→ **INPUT**
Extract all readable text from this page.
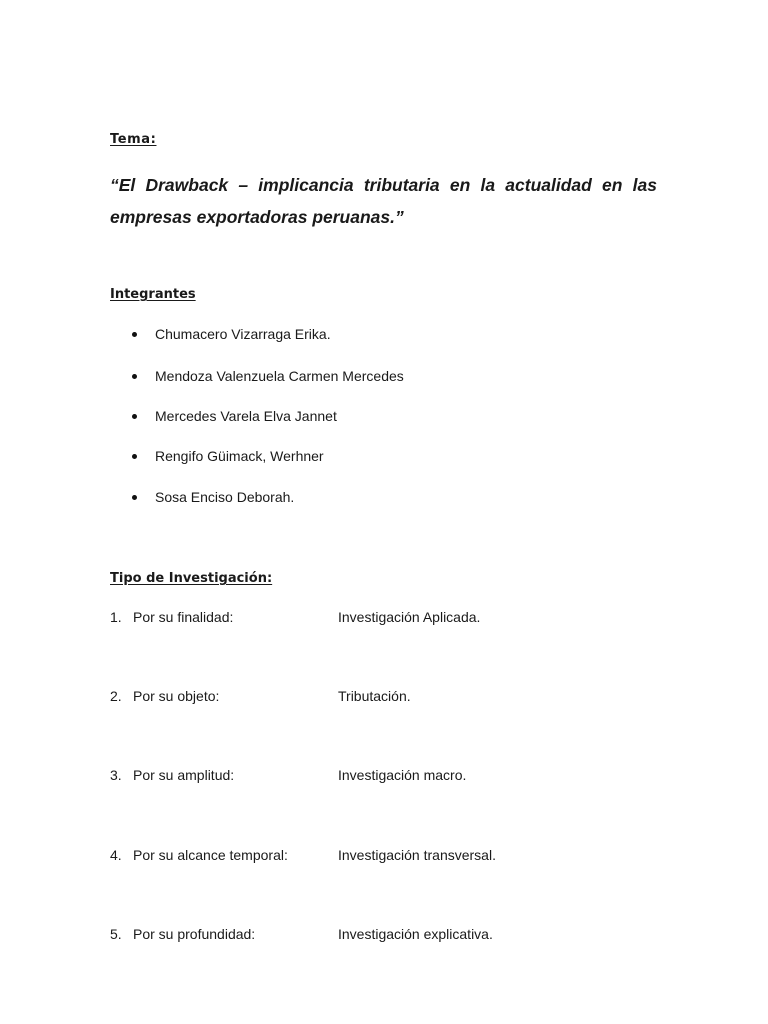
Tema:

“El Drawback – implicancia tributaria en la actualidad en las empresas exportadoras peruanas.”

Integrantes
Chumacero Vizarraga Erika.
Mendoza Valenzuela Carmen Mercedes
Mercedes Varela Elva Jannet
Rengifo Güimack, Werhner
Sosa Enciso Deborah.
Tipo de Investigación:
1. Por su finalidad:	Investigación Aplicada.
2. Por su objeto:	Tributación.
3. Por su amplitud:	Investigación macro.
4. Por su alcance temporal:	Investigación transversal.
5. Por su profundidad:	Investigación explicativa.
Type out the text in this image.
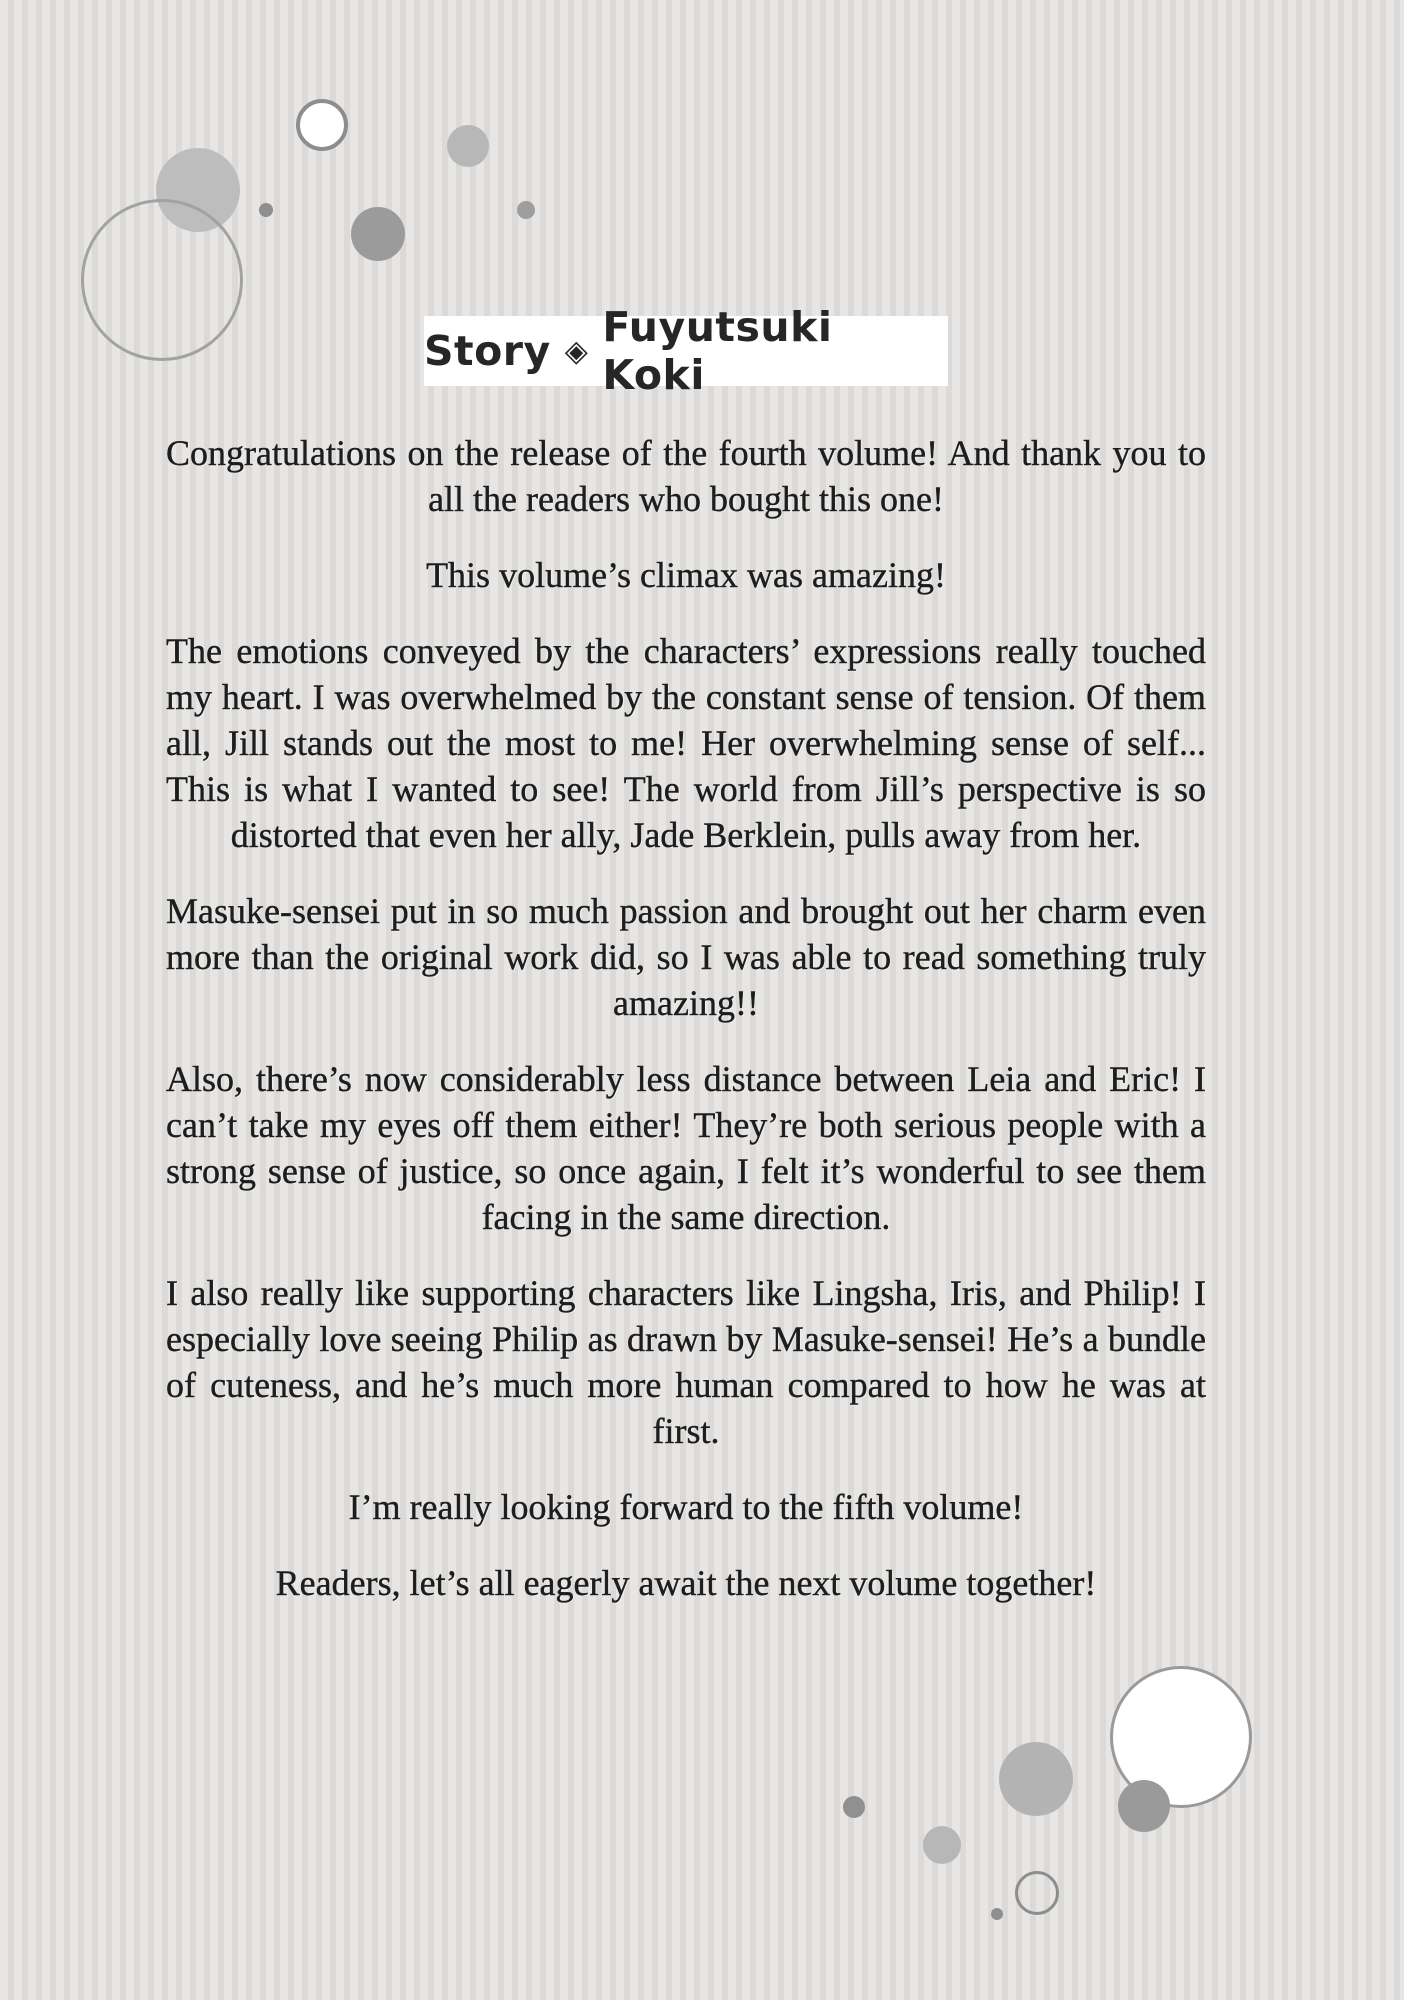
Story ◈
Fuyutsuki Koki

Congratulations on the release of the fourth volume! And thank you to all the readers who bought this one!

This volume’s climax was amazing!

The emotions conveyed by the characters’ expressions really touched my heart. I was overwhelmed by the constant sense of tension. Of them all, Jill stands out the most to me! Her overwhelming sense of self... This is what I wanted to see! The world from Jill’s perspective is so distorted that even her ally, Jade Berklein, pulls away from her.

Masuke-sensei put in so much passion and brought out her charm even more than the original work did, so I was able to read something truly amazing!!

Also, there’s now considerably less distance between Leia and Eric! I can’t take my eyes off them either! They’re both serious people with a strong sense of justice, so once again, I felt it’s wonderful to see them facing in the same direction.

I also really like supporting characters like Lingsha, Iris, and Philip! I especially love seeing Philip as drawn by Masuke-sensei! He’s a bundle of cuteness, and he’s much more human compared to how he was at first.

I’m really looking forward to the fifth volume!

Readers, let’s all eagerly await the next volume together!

→ **TASK DIRECTIONS**
Extract every line above containing the word "amazing".

→ **WRITTEN RESPONSE**
This volume’s climax was amazing!
Masuke-sensei put in so much passion and brought out her charm even more than the original work did, so I was able to read something truly amazing!!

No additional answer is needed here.